▶ **SUPPLIED INFORMATION**
★ ★ ★
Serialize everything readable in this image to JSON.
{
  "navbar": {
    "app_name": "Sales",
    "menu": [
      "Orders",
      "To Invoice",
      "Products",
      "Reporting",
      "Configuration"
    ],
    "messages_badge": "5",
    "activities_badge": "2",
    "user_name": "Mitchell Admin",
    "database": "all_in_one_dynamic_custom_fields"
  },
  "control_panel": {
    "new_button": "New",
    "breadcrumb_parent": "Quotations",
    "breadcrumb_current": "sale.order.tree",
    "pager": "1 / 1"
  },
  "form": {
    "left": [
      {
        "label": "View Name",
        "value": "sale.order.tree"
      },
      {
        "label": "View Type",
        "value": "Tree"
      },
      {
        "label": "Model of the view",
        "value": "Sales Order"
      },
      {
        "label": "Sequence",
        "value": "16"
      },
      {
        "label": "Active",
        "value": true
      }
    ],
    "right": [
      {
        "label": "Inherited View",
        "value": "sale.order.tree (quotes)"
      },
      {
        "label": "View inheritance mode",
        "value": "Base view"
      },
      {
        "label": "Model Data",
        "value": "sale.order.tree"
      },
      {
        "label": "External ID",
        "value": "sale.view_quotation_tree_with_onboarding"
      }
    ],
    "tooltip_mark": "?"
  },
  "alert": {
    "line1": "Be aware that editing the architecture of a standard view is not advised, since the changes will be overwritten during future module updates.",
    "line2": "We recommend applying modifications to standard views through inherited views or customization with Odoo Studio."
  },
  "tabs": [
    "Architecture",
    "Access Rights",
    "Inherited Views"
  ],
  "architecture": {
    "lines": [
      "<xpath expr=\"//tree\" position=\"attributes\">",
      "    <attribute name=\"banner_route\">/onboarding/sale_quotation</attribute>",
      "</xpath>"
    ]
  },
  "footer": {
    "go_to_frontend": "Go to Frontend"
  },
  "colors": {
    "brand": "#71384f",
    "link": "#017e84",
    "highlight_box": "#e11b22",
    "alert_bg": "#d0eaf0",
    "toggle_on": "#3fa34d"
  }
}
★ ★ ★
▶ **GIVEN EXERCISE**
Of the lines above, how many contain the word "Model"? Provide the number and nothing else.

▶ **FULL SOLUTION**
2